-- STORED DATA --

━━━━━━━━

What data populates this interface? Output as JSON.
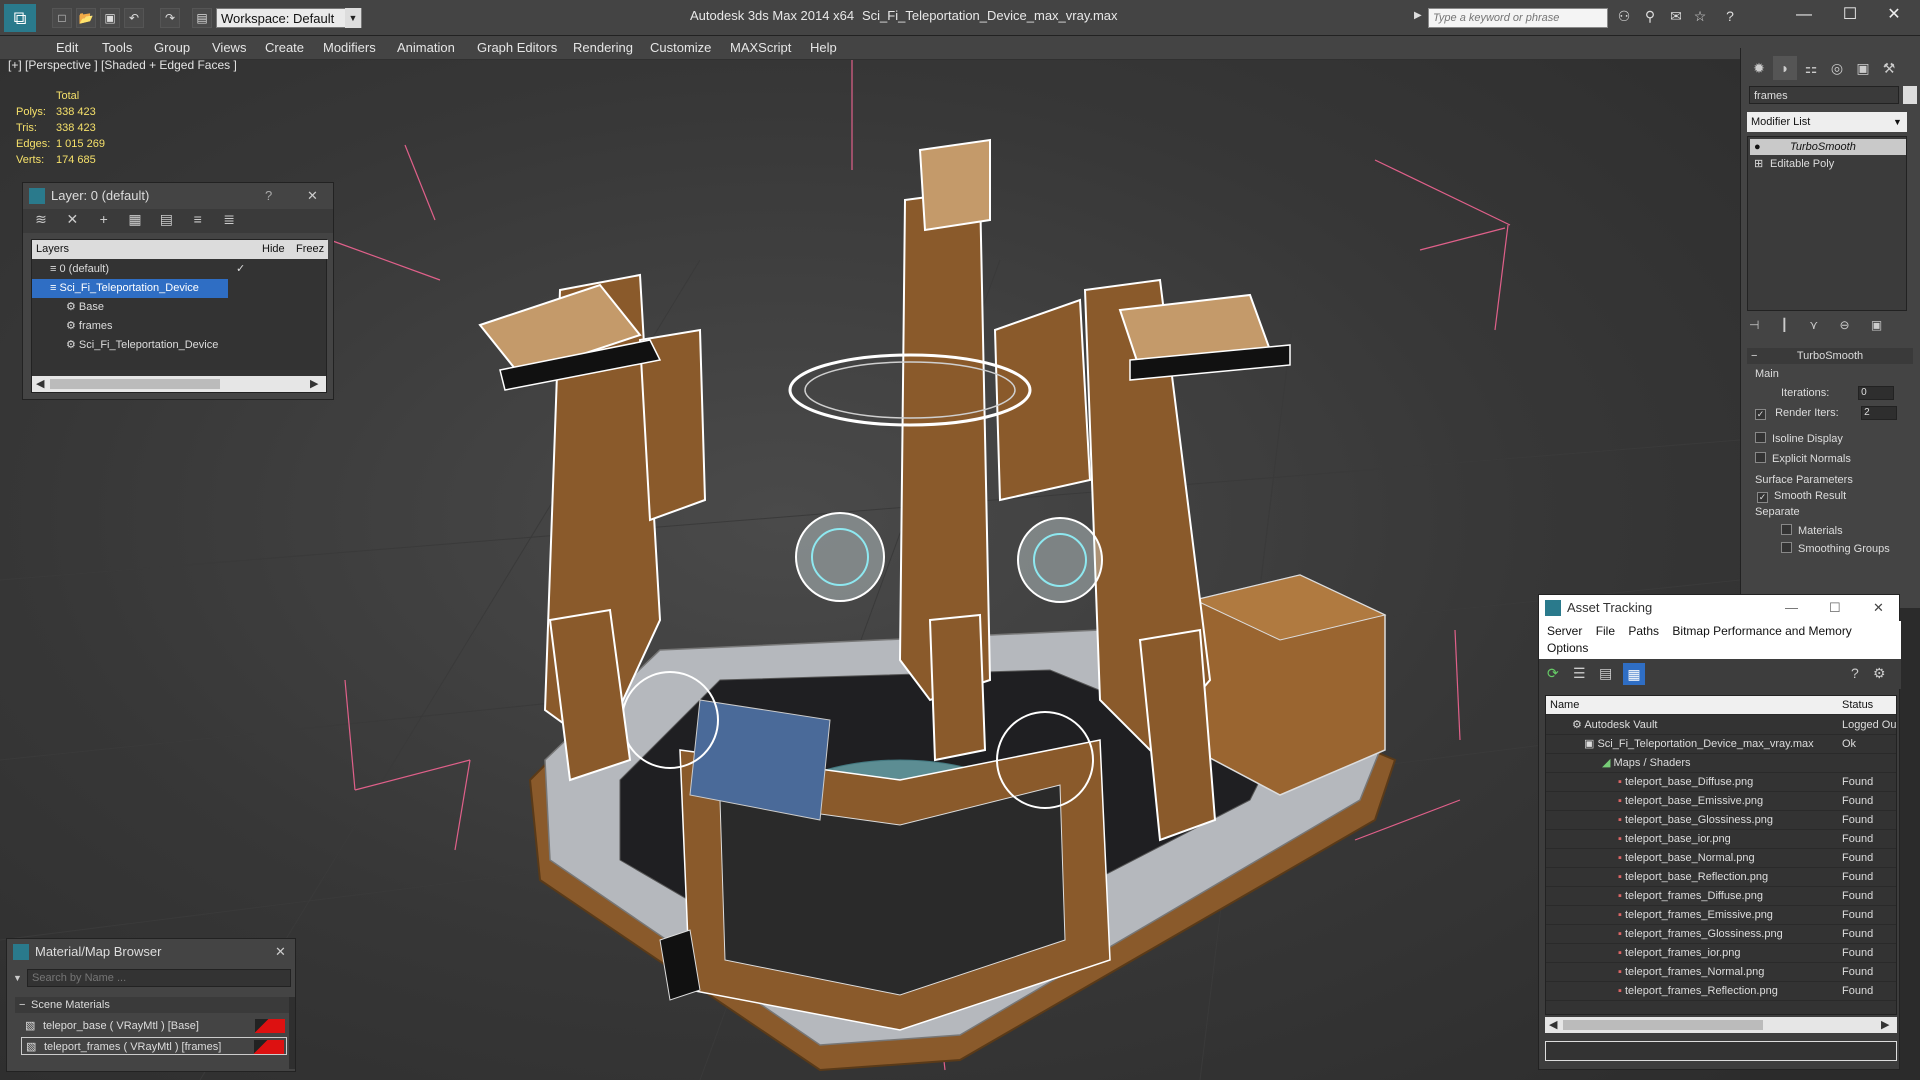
{
  "titlebar": {
    "workspace_label": "Workspace: Default",
    "app_title": "Autodesk 3ds Max  2014 x64",
    "file_title": "Sci_Fi_Teleportation_Device_max_vray.max",
    "search_placeholder": "Type a keyword or phrase"
  },
  "menu": [
    "Edit",
    "Tools",
    "Group",
    "Views",
    "Create",
    "Modifiers",
    "Animation",
    "Graph Editors",
    "Rendering",
    "Customize",
    "MAXScript",
    "Help"
  ],
  "viewport": {
    "label": "[+] [Perspective ] [Shaded + Edged Faces ]",
    "stats": {
      "total_label": "Total",
      "polys_label": "Polys:",
      "polys": "338 423",
      "tris_label": "Tris:",
      "tris": "338 423",
      "edges_label": "Edges:",
      "edges": "1 015 269",
      "verts_label": "Verts:",
      "verts": "174 685"
    }
  },
  "layer_panel": {
    "title": "Layer: 0 (default)",
    "col_layers": "Layers",
    "col_hide": "Hide",
    "col_freeze": "Freez",
    "rows": [
      "0 (default)",
      "Sci_Fi_Teleportation_Device",
      "Base",
      "frames",
      "Sci_Fi_Teleportation_Device"
    ]
  },
  "command_panel": {
    "object_name": "frames",
    "modifier_list": "Modifier List",
    "stack": [
      "TurboSmooth",
      "Editable Poly"
    ],
    "rollout_title": "TurboSmooth",
    "main_label": "Main",
    "iterations_label": "Iterations:",
    "iterations": "0",
    "render_iters_label": "Render Iters:",
    "render_iters": "2",
    "isoline_label": "Isoline Display",
    "explicit_normals_label": "Explicit Normals",
    "surface_params_label": "Surface Parameters",
    "smooth_result_label": "Smooth Result",
    "separate_label": "Separate",
    "materials_label": "Materials",
    "smoothing_groups_label": "Smoothing Groups"
  },
  "asset_tracking": {
    "title": "Asset Tracking",
    "menu": [
      "Server",
      "File",
      "Paths",
      "Bitmap Performance and Memory",
      "Options"
    ],
    "col_name": "Name",
    "col_status": "Status",
    "rows": [
      {
        "name": "Autodesk Vault",
        "status": "Logged Ou"
      },
      {
        "name": "Sci_Fi_Teleportation_Device_max_vray.max",
        "status": "Ok"
      },
      {
        "name": "Maps / Shaders",
        "status": ""
      },
      {
        "name": "teleport_base_Diffuse.png",
        "status": "Found"
      },
      {
        "name": "teleport_base_Emissive.png",
        "status": "Found"
      },
      {
        "name": "teleport_base_Glossiness.png",
        "status": "Found"
      },
      {
        "name": "teleport_base_ior.png",
        "status": "Found"
      },
      {
        "name": "teleport_base_Normal.png",
        "status": "Found"
      },
      {
        "name": "teleport_base_Reflection.png",
        "status": "Found"
      },
      {
        "name": "teleport_frames_Diffuse.png",
        "status": "Found"
      },
      {
        "name": "teleport_frames_Emissive.png",
        "status": "Found"
      },
      {
        "name": "teleport_frames_Glossiness.png",
        "status": "Found"
      },
      {
        "name": "teleport_frames_ior.png",
        "status": "Found"
      },
      {
        "name": "teleport_frames_Normal.png",
        "status": "Found"
      },
      {
        "name": "teleport_frames_Reflection.png",
        "status": "Found"
      }
    ]
  },
  "material_browser": {
    "title": "Material/Map Browser",
    "search_placeholder": "Search by Name ...",
    "group_label": "Scene Materials",
    "items": [
      "telepor_base ( VRayMtl ) [Base]",
      "teleport_frames ( VRayMtl ) [frames]"
    ]
  },
  "colors": {
    "accent": "#2f6ec4",
    "stats_text": "#f5e06a",
    "wire": "#ffffff",
    "wood": "#8a5a2b",
    "metal": "#9aa0a8",
    "glow": "#8ee8f0",
    "gizmo": "#e0608a"
  }
}
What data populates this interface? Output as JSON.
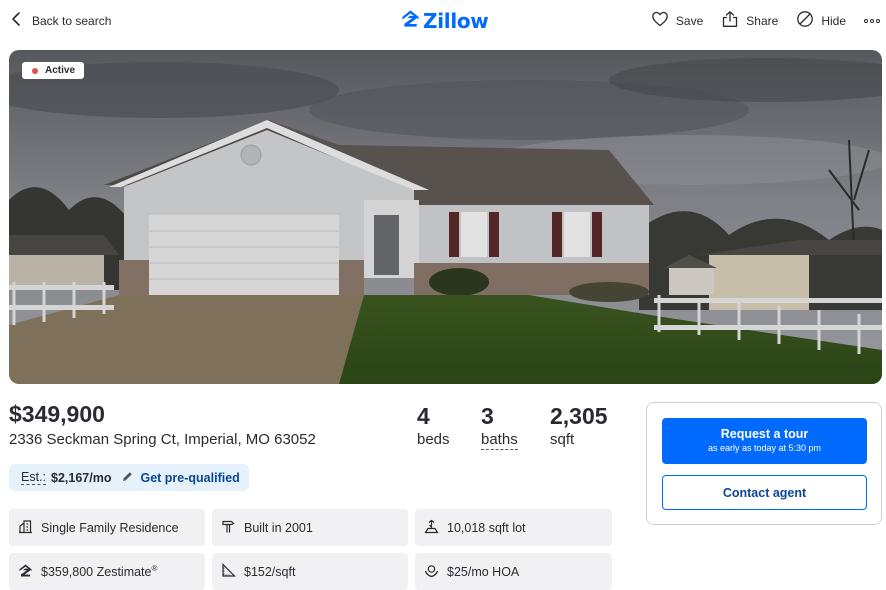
{
  "header": {
    "back_label": "Back to search",
    "brand": "Zillow",
    "brand_color": "#006aff",
    "actions": {
      "save": "Save",
      "share": "Share",
      "hide": "Hide"
    }
  },
  "photo": {
    "status": "Active",
    "status_color": "#e8504a"
  },
  "listing": {
    "price": "$349,900",
    "address": "2336 Seckman Spring Ct, Imperial, MO 63052",
    "beds_value": "4",
    "beds_label": "beds",
    "baths_value": "3",
    "baths_label": "baths",
    "sqft_value": "2,305",
    "sqft_label": "sqft"
  },
  "estimate": {
    "label": "Est.:",
    "value": "$2,167/mo",
    "prequalify": "Get pre-qualified"
  },
  "facts": {
    "type": "Single Family Residence",
    "built": "Built in 2001",
    "lot": "10,018 sqft lot",
    "zestimate": "$359,800 Zestimate",
    "zestimate_mark": "®",
    "price_per_sqft": "$152/sqft",
    "hoa": "$25/mo HOA"
  },
  "contact": {
    "tour_label": "Request a tour",
    "tour_sub": "as early as today at 5:30 pm",
    "contact_label": "Contact agent"
  },
  "icons": [
    "chevron-left-icon",
    "zillow-logo-icon",
    "heart-icon",
    "share-icon",
    "hide-icon",
    "more-icon",
    "pencil-icon",
    "building-icon",
    "hammer-icon",
    "lot-icon",
    "zestimate-icon",
    "ruler-icon",
    "hoa-icon"
  ]
}
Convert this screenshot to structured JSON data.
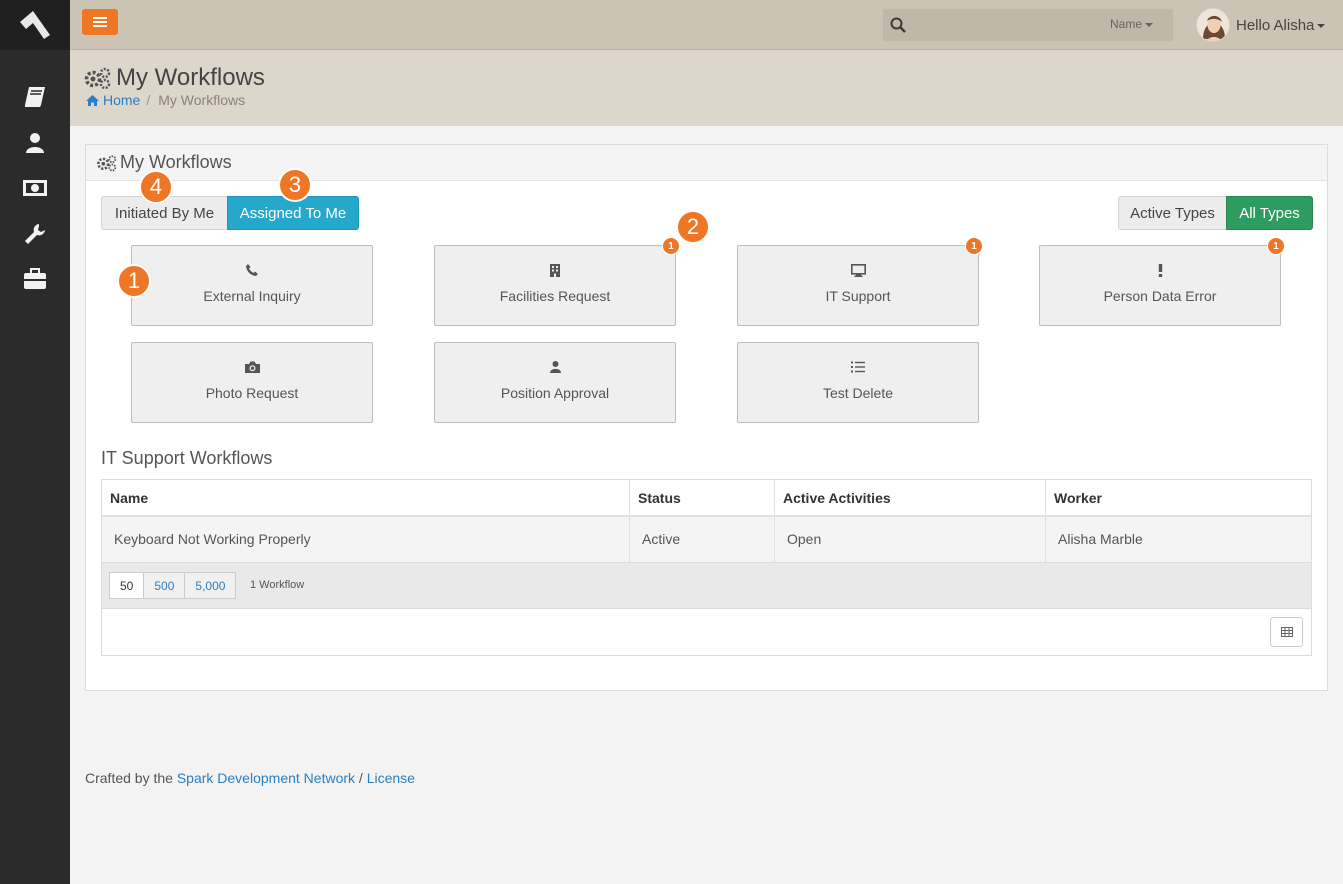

━━━━━━━━

-- PROBLEM DESCRIPTION --
Make a word-for-word copy of the entries, without any pictures.

-- REPLY TO THE TASK --
What data populates this interface? Output as JSON.
{
  "titlebar": {
    "workspace_label": "Workspace: Default",
    "app_title": "Autodesk 3ds Max  2014 x64",
    "file_title": "Sci_Fi_Teleportation_Device_max_vray.max",
    "search_placeholder": "Type a keyword or phrase"
  },
  "menu": [
    "Edit",
    "Tools",
    "Group",
    "Views",
    "Create",
    "Modifiers",
    "Animation",
    "Graph Editors",
    "Rendering",
    "Customize",
    "MAXScript",
    "Help"
  ],
  "viewport": {
    "label": "[+] [Perspective ] [Shaded + Edged Faces ]",
    "stats": {
      "total_label": "Total",
      "polys_label": "Polys:",
      "polys": "338 423",
      "tris_label": "Tris:",
      "tris": "338 423",
      "edges_label": "Edges:",
      "edges": "1 015 269",
      "verts_label": "Verts:",
      "verts": "174 685"
    }
  },
  "layer_panel": {
    "title": "Layer: 0 (default)",
    "col_layers": "Layers",
    "col_hide": "Hide",
    "col_freeze": "Freez",
    "rows": [
      "0 (default)",
      "Sci_Fi_Teleportation_Device",
      "Base",
      "frames",
      "Sci_Fi_Teleportation_Device"
    ]
  },
  "command_panel": {
    "object_name": "frames",
    "modifier_list": "Modifier List",
    "stack": [
      "TurboSmooth",
      "Editable Poly"
    ],
    "rollout_title": "TurboSmooth",
    "main_label": "Main",
    "iterations_label": "Iterations:",
    "iterations": "0",
    "render_iters_label": "Render Iters:",
    "render_iters": "2",
    "isoline_label": "Isoline Display",
    "explicit_normals_label": "Explicit Normals",
    "surface_params_label": "Surface Parameters",
    "smooth_result_label": "Smooth Result",
    "separate_label": "Separate",
    "materials_label": "Materials",
    "smoothing_groups_label": "Smoothing Groups"
  },
  "asset_tracking": {
    "title": "Asset Tracking",
    "menu": [
      "Server",
      "File",
      "Paths",
      "Bitmap Performance and Memory",
      "Options"
    ],
    "col_name": "Name",
    "col_status": "Status",
    "rows": [
      {
        "name": "Autodesk Vault",
        "status": "Logged Ou"
      },
      {
        "name": "Sci_Fi_Teleportation_Device_max_vray.max",
        "status": "Ok"
      },
      {
        "name": "Maps / Shaders",
        "status": ""
      },
      {
        "name": "teleport_base_Diffuse.png",
        "status": "Found"
      },
      {
        "name": "teleport_base_Emissive.png",
        "status": "Found"
      },
      {
        "name": "teleport_base_Glossiness.png",
        "status": "Found"
      },
      {
        "name": "teleport_base_ior.png",
        "status": "Found"
      },
      {
        "name": "teleport_base_Normal.png",
        "status": "Found"
      },
      {
        "name": "teleport_base_Reflection.png",
        "status": "Found"
      },
      {
        "name": "teleport_frames_Diffuse.png",
        "status": "Found"
      },
      {
        "name": "teleport_frames_Emissive.png",
        "status": "Found"
      },
      {
        "name": "teleport_frames_Glossiness.png",
        "status": "Found"
      },
      {
        "name": "teleport_frames_ior.png",
        "status": "Found"
      },
      {
        "name": "teleport_frames_Normal.png",
        "status": "Found"
      },
      {
        "name": "teleport_frames_Reflection.png",
        "status": "Found"
      }
    ]
  },
  "material_browser": {
    "title": "Material/Map Browser",
    "search_placeholder": "Search by Name ...",
    "group_label": "Scene Materials",
    "items": [
      "telepor_base ( VRayMtl ) [Base]",
      "teleport_frames ( VRayMtl ) [frames]"
    ]
  },
  "colors": {
    "accent": "#2f6ec4",
    "stats_text": "#f5e06a",
    "wire": "#ffffff",
    "wood": "#8a5a2b",
    "metal": "#9aa0a8",
    "glow": "#8ee8f0",
    "gizmo": "#e0608a"
  }
}
What data populates this interface? Output as JSON.
{
  "header": {
    "back_label": "Back to search",
    "brand": "Zillow",
    "brand_color": "#006aff",
    "actions": {
      "save": "Save",
      "share": "Share",
      "hide": "Hide"
    }
  },
  "photo": {
    "status": "Active",
    "status_color": "#e8504a"
  },
  "listing": {
    "price": "$349,900",
    "address": "2336 Seckman Spring Ct, Imperial, MO 63052",
    "beds_value": "4",
    "beds_label": "beds",
    "baths_value": "3",
    "baths_label": "baths",
    "sqft_value": "2,305",
    "sqft_label": "sqft"
  },
  "estimate": {
    "label": "Est.:",
    "value": "$2,167/mo",
    "prequalify": "Get pre-qualified"
  },
  "facts": {
    "type": "Single Family Residence",
    "built": "Built in 2001",
    "lot": "10,018 sqft lot",
    "zestimate": "$359,800 Zestimate",
    "zestimate_mark": "®",
    "price_per_sqft": "$152/sqft",
    "hoa": "$25/mo HOA"
  },
  "contact": {
    "tour_label": "Request a tour",
    "tour_sub": "as early as today at 5:30 pm",
    "contact_label": "Contact agent"
  },
  "icons": [
    "chevron-left-icon",
    "zillow-logo-icon",
    "heart-icon",
    "share-icon",
    "hide-icon",
    "more-icon",
    "pencil-icon",
    "building-icon",
    "hammer-icon",
    "lot-icon",
    "zestimate-icon",
    "ruler-icon",
    "hoa-icon"
  ]
}
Convert this screenshot to structured JSON data.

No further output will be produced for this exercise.